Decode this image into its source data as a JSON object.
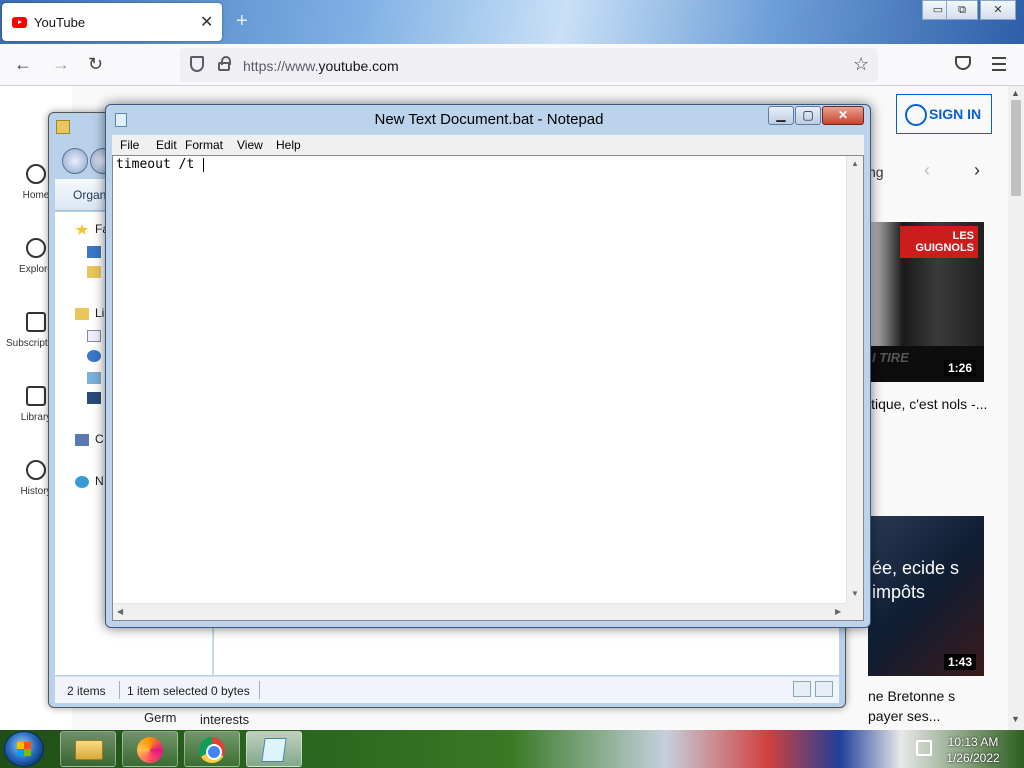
{
  "firefox": {
    "tab_title": "YouTube",
    "tab_close": "✕",
    "new_tab": "+",
    "url_prefix": "https://www.",
    "url_domain": "youtube.com",
    "window_controls": [
      "▭",
      "⧉",
      "✕"
    ]
  },
  "youtube": {
    "sidebar": [
      {
        "label": "Home"
      },
      {
        "label": "Explore"
      },
      {
        "label": "Subscriptions"
      },
      {
        "label": "Library"
      },
      {
        "label": "History"
      }
    ],
    "sign_in": "SIGN IN",
    "chip_partial": "ng",
    "video1": {
      "tag": "LES GUIGNOLS",
      "subtitle": "I TIRE",
      "duration": "1:26",
      "title": "itique, c'est nols -..."
    },
    "video2": {
      "overlay": "ée, ecide s impôts",
      "duration": "1:43",
      "title": "ne Bretonne s payer ses..."
    },
    "bottom_left": "Germ",
    "bottom_mid": "interests"
  },
  "explorer": {
    "organize": "Organ",
    "tree": [
      "Fa",
      "Li",
      "C",
      "N"
    ],
    "status_items": "2 items",
    "status_selected": "1 item selected",
    "status_size": "0 bytes"
  },
  "notepad": {
    "title": "New Text Document.bat - Notepad",
    "menu": [
      "File",
      "Edit",
      "Format",
      "View",
      "Help"
    ],
    "content": "timeout /t ",
    "controls": {
      "minimize": "▁",
      "maximize": "▢",
      "close": "✕"
    }
  },
  "taskbar": {
    "time": "10:13 AM",
    "date": "1/26/2022"
  }
}
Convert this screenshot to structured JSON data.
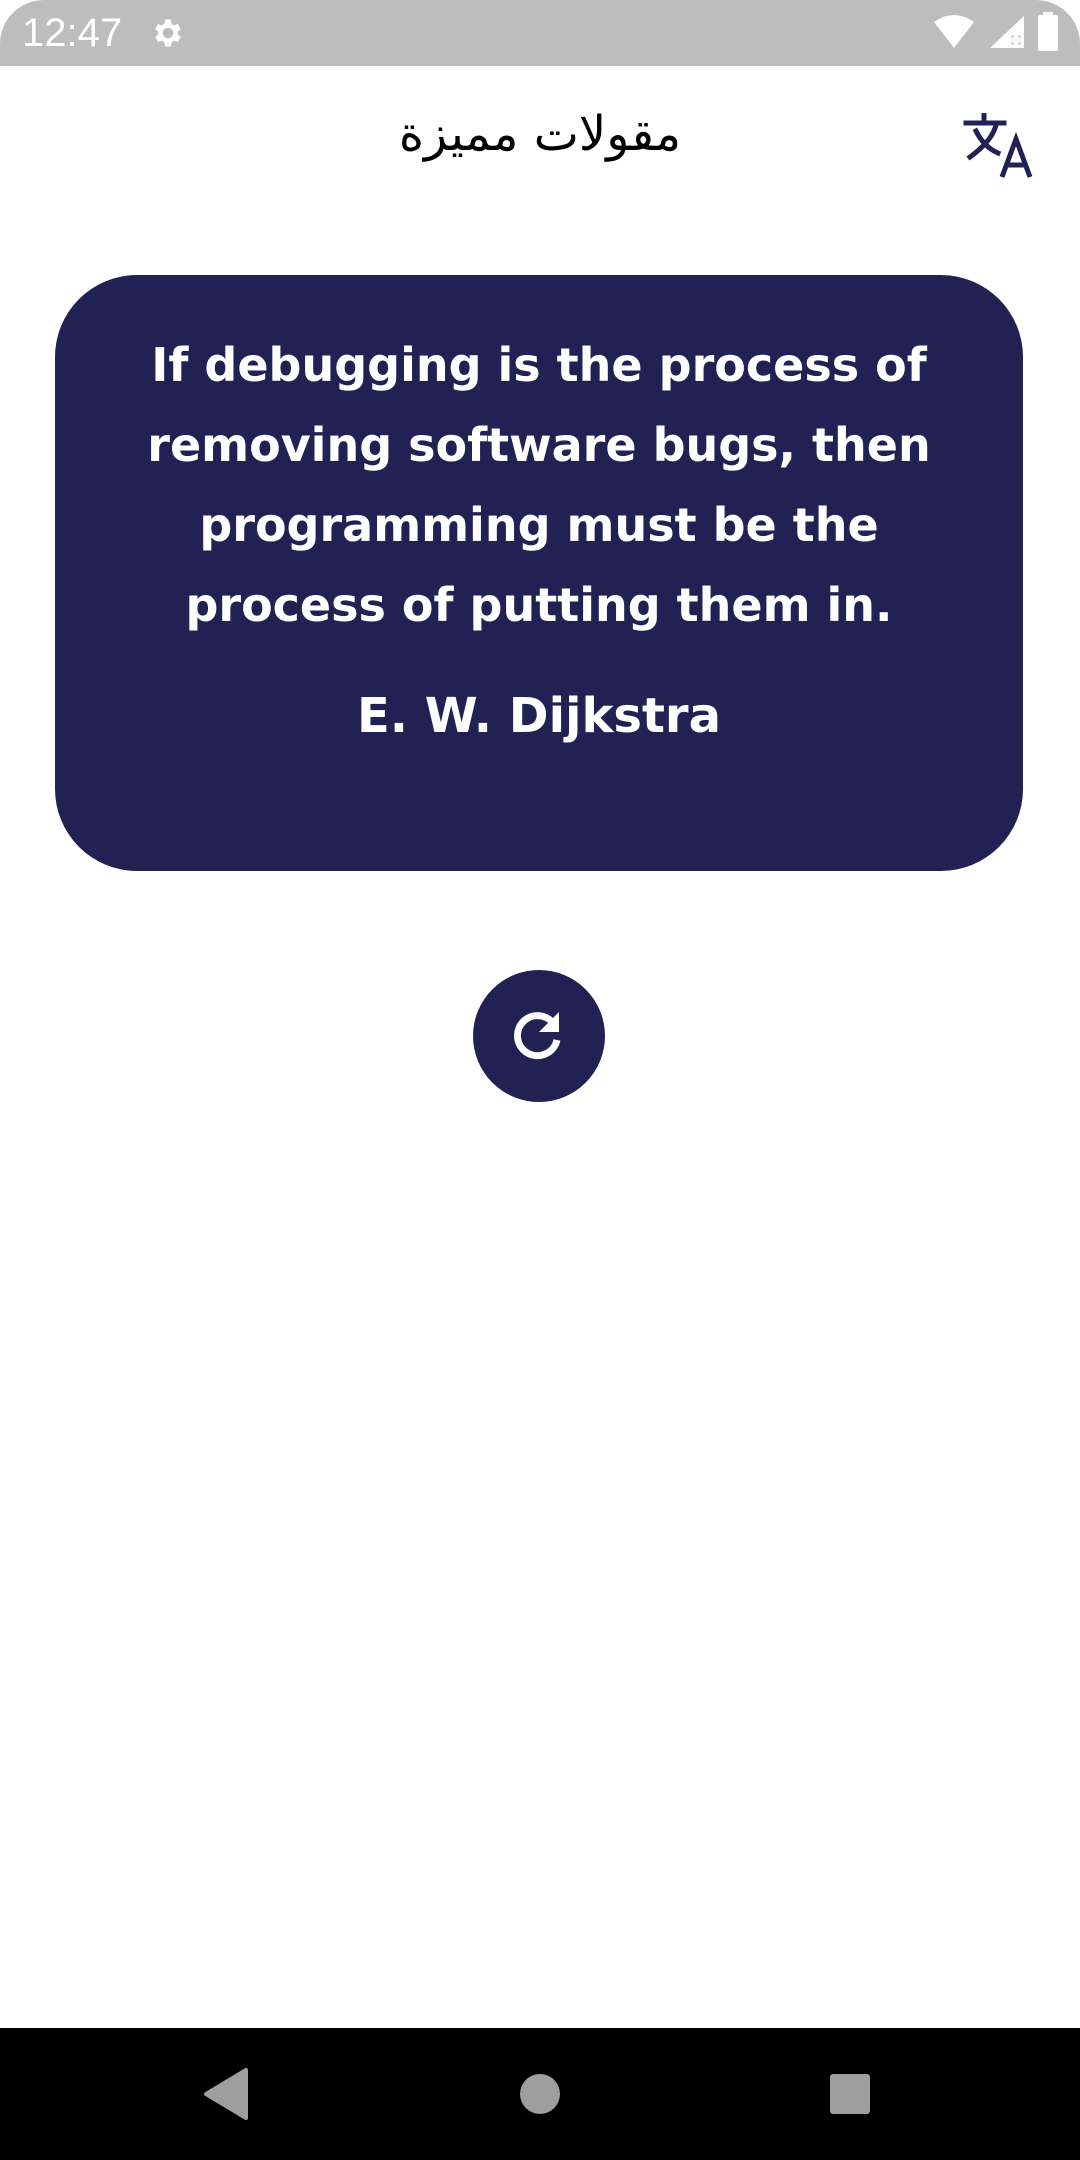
{
  "status_bar": {
    "time": "12:47",
    "icons": [
      "settings-icon",
      "wifi-icon",
      "signal-icon",
      "battery-icon"
    ]
  },
  "app_bar": {
    "title": "مقولات مميزة",
    "translate_icon": "translate-icon"
  },
  "quote": {
    "text": "If debugging is the process of removing software bugs, then programming must be the process of putting them in.",
    "author": "E. W. Dijkstra"
  },
  "actions": {
    "refresh_icon": "refresh-icon"
  },
  "navigation": {
    "back_icon": "back-icon",
    "home_icon": "home-icon",
    "recents_icon": "recents-icon"
  },
  "colors": {
    "primary": "#222154",
    "status_bar": "#bdbdbd",
    "nav_bar": "#000000",
    "background": "#ffffff"
  }
}
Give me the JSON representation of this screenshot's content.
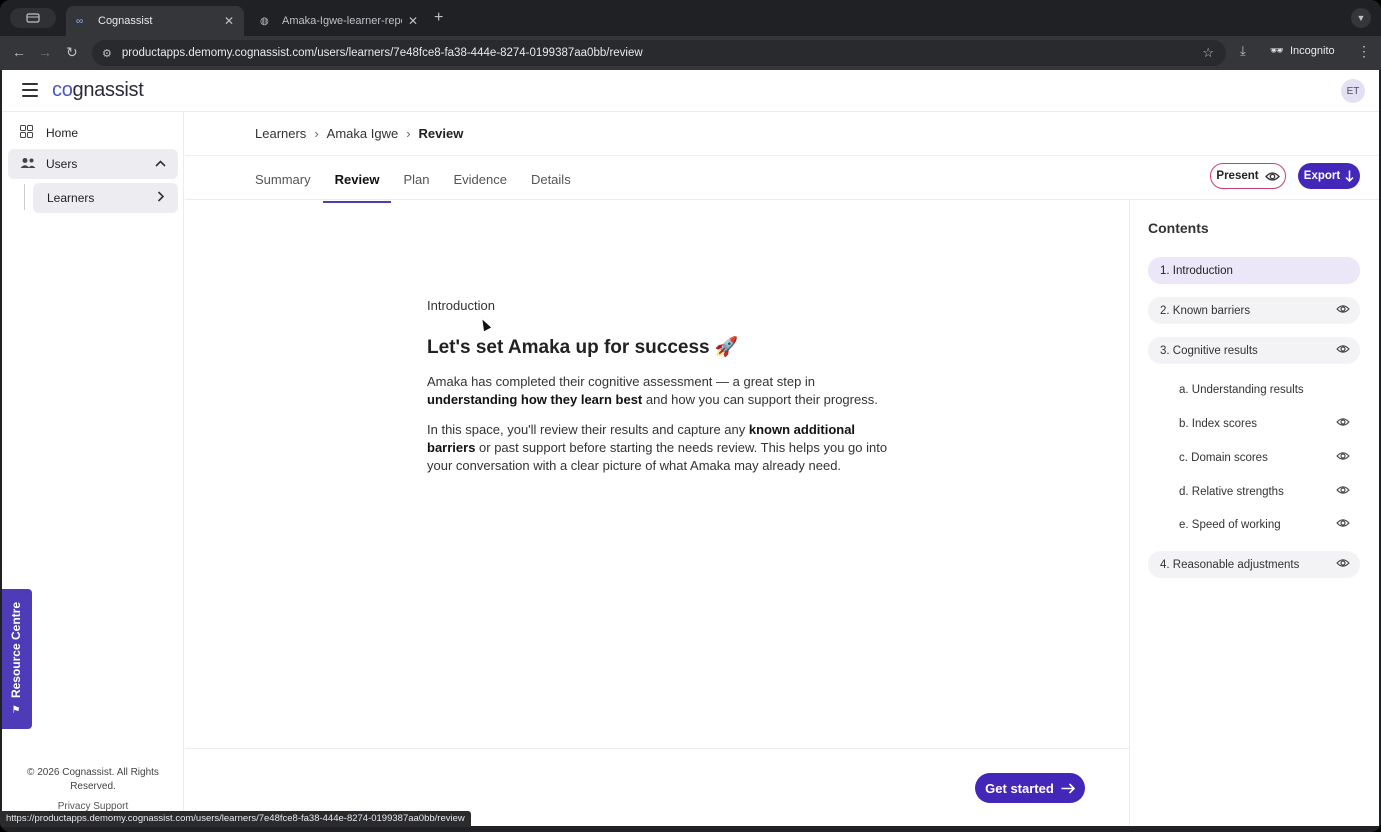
{
  "browser": {
    "tabs": [
      {
        "title": "Cognassist",
        "active": true
      },
      {
        "title": "Amaka-Igwe-learner-report.p",
        "active": false
      }
    ],
    "url": "productapps.demomy.cognassist.com/users/learners/7e48fce8-fa38-444e-8274-0199387aa0bb/review",
    "mode_label": "Incognito",
    "status_url": "https://productapps.demomy.cognassist.com/users/learners/7e48fce8-fa38-444e-8274-0199387aa0bb/review"
  },
  "app": {
    "logo_prefix": "co",
    "logo_rest": "gnassist",
    "avatar_initials": "ET"
  },
  "sidebar": {
    "home": "Home",
    "users": "Users",
    "learners": "Learners",
    "copyright": "© 2026 Cognassist. All Rights Reserved.",
    "footer_links": "Privacy   Support",
    "resource_centre": "Resource Centre"
  },
  "breadcrumb": [
    "Learners",
    "Amaka Igwe",
    "Review"
  ],
  "tabs": [
    "Summary",
    "Review",
    "Plan",
    "Evidence",
    "Details"
  ],
  "actions": {
    "present": "Present",
    "export": "Export",
    "get_started": "Get started"
  },
  "content": {
    "eyebrow": "Introduction",
    "headline": "Let's set Amaka up for success 🚀",
    "p1_a": "Amaka has completed their cognitive assessment — a great step in ",
    "p1_b": "understanding how they learn best",
    "p1_c": " and how you can support their progress.",
    "p2_a": "In this space, you'll review their results and capture any ",
    "p2_b": "known additional barriers",
    "p2_c": " or past support before starting the needs review. This helps you go into your conversation with a clear picture of what Amaka may already need."
  },
  "contents": {
    "title": "Contents",
    "items": [
      {
        "label": "1. Introduction"
      },
      {
        "label": "2. Known barriers"
      },
      {
        "label": "3. Cognitive results"
      },
      {
        "label": "a. Understanding results"
      },
      {
        "label": "b. Index scores"
      },
      {
        "label": "c. Domain scores"
      },
      {
        "label": "d. Relative strengths"
      },
      {
        "label": "e. Speed of working"
      },
      {
        "label": "4. Reasonable adjustments"
      }
    ]
  },
  "colors": {
    "brand": "#4227b8",
    "accent_pink": "#c7406b",
    "active_toc": "#ebe6f8"
  }
}
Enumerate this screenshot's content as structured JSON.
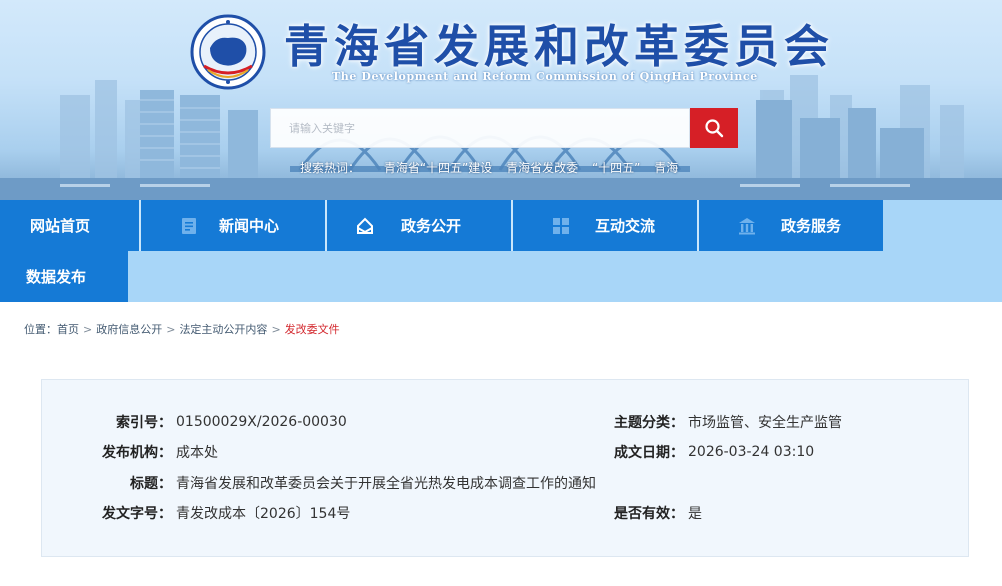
{
  "header": {
    "title": "青海省发展和改革委员会",
    "subtitle": "The Development and Reform Commission of QingHai Province"
  },
  "search": {
    "placeholder": "请输入关键字",
    "hot_label": "搜索热词：",
    "hot_words": [
      "青海省“十四五”建设",
      "青海省发改委",
      "“十四五”",
      "青海"
    ]
  },
  "nav": {
    "items": [
      {
        "label": "网站首页",
        "icon": "none"
      },
      {
        "label": "新闻中心",
        "icon": "document-icon"
      },
      {
        "label": "政务公开",
        "icon": "open-box-icon"
      },
      {
        "label": "互动交流",
        "icon": "grid-icon"
      },
      {
        "label": "政务服务",
        "icon": "building-icon"
      },
      {
        "label": "数据发布",
        "icon": "none"
      }
    ]
  },
  "breadcrumb": {
    "prefix": "位置：",
    "items": [
      "首页",
      "政府信息公开",
      "法定主动公开内容",
      "发改委文件"
    ],
    "separator": ">"
  },
  "document_meta": {
    "index_no": {
      "key": "索引号：",
      "value": "01500029X/2026-00030"
    },
    "topic": {
      "key": "主题分类：",
      "value": "市场监管、安全生产监管"
    },
    "publisher": {
      "key": "发布机构：",
      "value": "成本处"
    },
    "date": {
      "key": "成文日期：",
      "value": "2026-03-24 03:10"
    },
    "title": {
      "key": "标题：",
      "value": "青海省发展和改革委员会关于开展全省光热发电成本调查工作的通知"
    },
    "doc_no": {
      "key": "发文字号：",
      "value": "青发改成本〔2026〕154号"
    },
    "valid": {
      "key": "是否有效：",
      "value": "是"
    }
  },
  "colors": {
    "nav_blue": "#157ad6",
    "nav_strip": "#a8d6f8",
    "search_red": "#d61f26",
    "title_blue": "#1f4fa8",
    "breadcrumb_current": "#d3282e",
    "meta_bg": "#f1f7fd"
  }
}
-*-
Leave out every picture, and write out exactly the lines from the one bearing "Enumerate this screenshot's" through the final line.

## Solved exercise
Enumerate this screenshot's content as structured JSON.
{
  "header": {
    "title": "青海省发展和改革委员会",
    "subtitle": "The Development and Reform Commission of QingHai Province"
  },
  "search": {
    "placeholder": "请输入关键字",
    "hot_label": "搜索热词：",
    "hot_words": [
      "青海省“十四五”建设",
      "青海省发改委",
      "“十四五”",
      "青海"
    ]
  },
  "nav": {
    "items": [
      {
        "label": "网站首页",
        "icon": "none"
      },
      {
        "label": "新闻中心",
        "icon": "document-icon"
      },
      {
        "label": "政务公开",
        "icon": "open-box-icon"
      },
      {
        "label": "互动交流",
        "icon": "grid-icon"
      },
      {
        "label": "政务服务",
        "icon": "building-icon"
      },
      {
        "label": "数据发布",
        "icon": "none"
      }
    ]
  },
  "breadcrumb": {
    "prefix": "位置：",
    "items": [
      "首页",
      "政府信息公开",
      "法定主动公开内容",
      "发改委文件"
    ],
    "separator": ">"
  },
  "document_meta": {
    "index_no": {
      "key": "索引号：",
      "value": "01500029X/2026-00030"
    },
    "topic": {
      "key": "主题分类：",
      "value": "市场监管、安全生产监管"
    },
    "publisher": {
      "key": "发布机构：",
      "value": "成本处"
    },
    "date": {
      "key": "成文日期：",
      "value": "2026-03-24 03:10"
    },
    "title": {
      "key": "标题：",
      "value": "青海省发展和改革委员会关于开展全省光热发电成本调查工作的通知"
    },
    "doc_no": {
      "key": "发文字号：",
      "value": "青发改成本〔2026〕154号"
    },
    "valid": {
      "key": "是否有效：",
      "value": "是"
    }
  },
  "colors": {
    "nav_blue": "#157ad6",
    "nav_strip": "#a8d6f8",
    "search_red": "#d61f26",
    "title_blue": "#1f4fa8",
    "breadcrumb_current": "#d3282e",
    "meta_bg": "#f1f7fd"
  }
}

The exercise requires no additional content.